(Data entries)
|---|

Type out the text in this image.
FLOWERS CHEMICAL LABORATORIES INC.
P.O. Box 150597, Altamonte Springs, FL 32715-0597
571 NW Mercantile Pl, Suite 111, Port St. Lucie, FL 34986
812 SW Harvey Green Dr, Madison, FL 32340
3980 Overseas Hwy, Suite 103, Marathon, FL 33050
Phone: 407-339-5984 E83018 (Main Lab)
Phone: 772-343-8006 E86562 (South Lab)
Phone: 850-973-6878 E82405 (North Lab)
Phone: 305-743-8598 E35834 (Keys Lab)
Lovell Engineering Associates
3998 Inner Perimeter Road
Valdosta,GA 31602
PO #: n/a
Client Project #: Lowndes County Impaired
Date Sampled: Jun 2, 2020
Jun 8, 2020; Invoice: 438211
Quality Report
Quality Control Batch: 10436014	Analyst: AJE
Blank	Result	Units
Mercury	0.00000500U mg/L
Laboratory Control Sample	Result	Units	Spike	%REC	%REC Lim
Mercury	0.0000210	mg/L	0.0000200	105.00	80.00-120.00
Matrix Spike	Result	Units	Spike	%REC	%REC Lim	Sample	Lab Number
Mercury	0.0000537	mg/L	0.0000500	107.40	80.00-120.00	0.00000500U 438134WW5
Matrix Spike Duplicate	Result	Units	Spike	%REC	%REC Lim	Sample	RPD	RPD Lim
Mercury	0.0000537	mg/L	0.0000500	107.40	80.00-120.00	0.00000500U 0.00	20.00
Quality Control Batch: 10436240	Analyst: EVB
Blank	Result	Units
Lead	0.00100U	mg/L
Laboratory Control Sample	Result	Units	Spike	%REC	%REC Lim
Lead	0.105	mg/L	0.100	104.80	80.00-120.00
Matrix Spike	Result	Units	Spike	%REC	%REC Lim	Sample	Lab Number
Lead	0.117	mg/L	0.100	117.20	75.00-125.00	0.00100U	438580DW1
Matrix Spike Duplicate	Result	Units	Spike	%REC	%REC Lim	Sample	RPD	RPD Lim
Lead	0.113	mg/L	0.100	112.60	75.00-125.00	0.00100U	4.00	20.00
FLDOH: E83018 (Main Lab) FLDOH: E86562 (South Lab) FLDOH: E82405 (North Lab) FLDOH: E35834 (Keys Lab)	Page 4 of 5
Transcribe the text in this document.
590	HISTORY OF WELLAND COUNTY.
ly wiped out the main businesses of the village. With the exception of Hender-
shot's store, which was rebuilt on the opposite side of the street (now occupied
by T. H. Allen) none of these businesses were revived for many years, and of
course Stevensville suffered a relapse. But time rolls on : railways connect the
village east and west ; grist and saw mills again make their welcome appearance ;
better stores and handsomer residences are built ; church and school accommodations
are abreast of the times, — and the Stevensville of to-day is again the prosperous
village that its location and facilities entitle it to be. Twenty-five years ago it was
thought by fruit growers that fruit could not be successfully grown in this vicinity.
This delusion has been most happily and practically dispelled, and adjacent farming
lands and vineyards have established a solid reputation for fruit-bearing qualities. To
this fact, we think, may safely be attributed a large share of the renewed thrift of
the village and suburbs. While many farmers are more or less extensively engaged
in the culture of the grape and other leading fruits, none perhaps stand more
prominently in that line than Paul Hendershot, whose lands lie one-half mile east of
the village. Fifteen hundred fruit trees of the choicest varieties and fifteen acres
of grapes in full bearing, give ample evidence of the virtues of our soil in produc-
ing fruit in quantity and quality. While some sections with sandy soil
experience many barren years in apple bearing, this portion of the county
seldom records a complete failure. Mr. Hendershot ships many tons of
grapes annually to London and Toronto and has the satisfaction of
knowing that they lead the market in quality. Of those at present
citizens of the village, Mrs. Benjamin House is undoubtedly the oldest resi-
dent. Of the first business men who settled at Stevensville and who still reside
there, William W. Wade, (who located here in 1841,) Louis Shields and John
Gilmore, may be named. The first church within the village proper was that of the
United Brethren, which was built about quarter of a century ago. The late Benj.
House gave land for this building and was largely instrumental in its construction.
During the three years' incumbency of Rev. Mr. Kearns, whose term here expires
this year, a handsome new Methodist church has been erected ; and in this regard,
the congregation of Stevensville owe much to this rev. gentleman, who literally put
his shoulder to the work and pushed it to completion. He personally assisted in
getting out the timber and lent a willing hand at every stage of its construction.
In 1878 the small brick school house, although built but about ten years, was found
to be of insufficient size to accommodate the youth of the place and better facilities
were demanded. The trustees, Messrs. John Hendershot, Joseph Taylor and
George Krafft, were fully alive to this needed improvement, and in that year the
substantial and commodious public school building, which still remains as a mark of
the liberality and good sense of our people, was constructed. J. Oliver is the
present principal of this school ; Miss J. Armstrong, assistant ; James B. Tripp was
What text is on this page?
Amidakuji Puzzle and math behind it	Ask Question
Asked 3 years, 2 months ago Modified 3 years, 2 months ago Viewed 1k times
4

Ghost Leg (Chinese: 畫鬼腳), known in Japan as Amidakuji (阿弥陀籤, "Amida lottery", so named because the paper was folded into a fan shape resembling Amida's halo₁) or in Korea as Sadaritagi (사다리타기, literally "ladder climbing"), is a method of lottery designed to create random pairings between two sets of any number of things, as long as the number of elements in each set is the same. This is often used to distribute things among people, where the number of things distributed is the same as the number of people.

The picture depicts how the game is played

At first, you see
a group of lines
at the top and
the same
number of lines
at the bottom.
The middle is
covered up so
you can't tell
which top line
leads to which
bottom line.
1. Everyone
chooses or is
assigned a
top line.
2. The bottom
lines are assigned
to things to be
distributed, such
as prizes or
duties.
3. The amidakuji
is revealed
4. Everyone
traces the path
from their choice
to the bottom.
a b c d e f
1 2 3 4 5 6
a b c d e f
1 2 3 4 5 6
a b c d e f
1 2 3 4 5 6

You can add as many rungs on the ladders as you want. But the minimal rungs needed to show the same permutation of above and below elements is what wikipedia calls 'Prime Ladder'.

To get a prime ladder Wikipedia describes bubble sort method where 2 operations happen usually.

|---|

◆ **REQUIRED TASK**:
Write out every entry word for word.

◆ **OUTPUT FOR THIS EXERCISE**:
Type out the text in this image.
FLOWERS CHEMICAL LABORATORIES INC.
P.O. Box 150597, Altamonte Springs, FL 32715-0597
571 NW Mercantile Pl, Suite 111, Port St. Lucie, FL 34986
812 SW Harvey Green Dr, Madison, FL 32340
3980 Overseas Hwy, Suite 103, Marathon, FL 33050
Phone: 407-339-5984 E83018 (Main Lab)
Phone: 772-343-8006 E86562 (South Lab)
Phone: 850-973-6878 E82405 (North Lab)
Phone: 305-743-8598 E35834 (Keys Lab)
Lovell Engineering Associates
3998 Inner Perimeter Road
Valdosta,GA 31602
PO #: n/a
Client Project #: Lowndes County Impaired
Date Sampled: Jun 2, 2020
Jun 8, 2020; Invoice: 438211
Quality Report
Quality Control Batch: 10436014	Analyst: AJE
Blank	Result	Units
Mercury	0.00000500U mg/L
Laboratory Control Sample	Result	Units	Spike	%REC	%REC Lim
Mercury	0.0000210	mg/L	0.0000200	105.00	80.00-120.00
Matrix Spike	Result	Units	Spike	%REC	%REC Lim	Sample	Lab Number
Mercury	0.0000537	mg/L	0.0000500	107.40	80.00-120.00	0.00000500U 438134WW5
Matrix Spike Duplicate	Result	Units	Spike	%REC	%REC Lim	Sample	RPD	RPD Lim
Mercury	0.0000537	mg/L	0.0000500	107.40	80.00-120.00	0.00000500U 0.00	20.00
Quality Control Batch: 10436240	Analyst: EVB
Blank	Result	Units
Lead	0.00100U	mg/L
Laboratory Control Sample	Result	Units	Spike	%REC	%REC Lim
Lead	0.105	mg/L	0.100	104.80	80.00-120.00
Matrix Spike	Result	Units	Spike	%REC	%REC Lim	Sample	Lab Number
Lead	0.117	mg/L	0.100	117.20	75.00-125.00	0.00100U	438580DW1
Matrix Spike Duplicate	Result	Units	Spike	%REC	%REC Lim	Sample	RPD	RPD Lim
Lead	0.113	mg/L	0.100	112.60	75.00-125.00	0.00100U	4.00	20.00
FLDOH: E83018 (Main Lab) FLDOH: E86562 (South Lab) FLDOH: E82405 (North Lab) FLDOH: E35834 (Keys Lab)	Page 4 of 5
Transcribe the text in this document.
590	HISTORY OF WELLAND COUNTY.
ly wiped out the main businesses of the village. With the exception of Hender-
shot's store, which was rebuilt on the opposite side of the street (now occupied
by T. H. Allen) none of these businesses were revived for many years, and of
course Stevensville suffered a relapse. But time rolls on : railways connect the
village east and west ; grist and saw mills again make their welcome appearance ;
better stores and handsomer residences are built ; church and school accommodations
are abreast of the times, — and the Stevensville of to-day is again the prosperous
village that its location and facilities entitle it to be. Twenty-five years ago it was
thought by fruit growers that fruit could not be successfully grown in this vicinity.
This delusion has been most happily and practically dispelled, and adjacent farming
lands and vineyards have established a solid reputation for fruit-bearing qualities. To
this fact, we think, may safely be attributed a large share of the renewed thrift of
the village and suburbs. While many farmers are more or less extensively engaged
in the culture of the grape and other leading fruits, none perhaps stand more
prominently in that line than Paul Hendershot, whose lands lie one-half mile east of
the village. Fifteen hundred fruit trees of the choicest varieties and fifteen acres
of grapes in full bearing, give ample evidence of the virtues of our soil in produc-
ing fruit in quantity and quality. While some sections with sandy soil
experience many barren years in apple bearing, this portion of the county
seldom records a complete failure. Mr. Hendershot ships many tons of
grapes annually to London and Toronto and has the satisfaction of
knowing that they lead the market in quality. Of those at present
citizens of the village, Mrs. Benjamin House is undoubtedly the oldest resi-
dent. Of the first business men who settled at Stevensville and who still reside
there, William W. Wade, (who located here in 1841,) Louis Shields and John
Gilmore, may be named. The first church within the village proper was that of the
United Brethren, which was built about quarter of a century ago. The late Benj.
House gave land for this building and was largely instrumental in its construction.
During the three years' incumbency of Rev. Mr. Kearns, whose term here expires
this year, a handsome new Methodist church has been erected ; and in this regard,
the congregation of Stevensville owe much to this rev. gentleman, who literally put
his shoulder to the work and pushed it to completion. He personally assisted in
getting out the timber and lent a willing hand at every stage of its construction.
In 1878 the small brick school house, although built but about ten years, was found
to be of insufficient size to accommodate the youth of the place and better facilities
were demanded. The trustees, Messrs. John Hendershot, Joseph Taylor and
George Krafft, were fully alive to this needed improvement, and in that year the
substantial and commodious public school building, which still remains as a mark of
the liberality and good sense of our people, was constructed. J. Oliver is the
present principal of this school ; Miss J. Armstrong, assistant ; James B. Tripp was
What text is on this page?
Amidakuji Puzzle and math behind it	Ask Question
Asked 3 years, 2 months ago Modified 3 years, 2 months ago Viewed 1k times
4

Ghost Leg (Chinese: 畫鬼腳), known in Japan as Amidakuji (阿弥陀籤, "Amida lottery", so named because the paper was folded into a fan shape resembling Amida's halo₁) or in Korea as Sadaritagi (사다리타기, literally "ladder climbing"), is a method of lottery designed to create random pairings between two sets of any number of things, as long as the number of elements in each set is the same. This is often used to distribute things among people, where the number of things distributed is the same as the number of people.

The picture depicts how the game is played

At first, you see
a group of lines
at the top and
the same
number of lines
at the bottom.
The middle is
covered up so
you can't tell
which top line
leads to which
bottom line.
1. Everyone
chooses or is
assigned a
top line.
2. The bottom
lines are assigned
to things to be
distributed, such
as prizes or
duties.
3. The amidakuji
is revealed
4. Everyone
traces the path
from their choice
to the bottom.
a b c d e f
1 2 3 4 5 6
a b c d e f
1 2 3 4 5 6
a b c d e f
1 2 3 4 5 6

You can add as many rungs on the ladders as you want. But the minimal rungs needed to show the same permutation of above and below elements is what wikipedia calls 'Prime Ladder'.

To get a prime ladder Wikipedia describes bubble sort method where 2 operations happen usually.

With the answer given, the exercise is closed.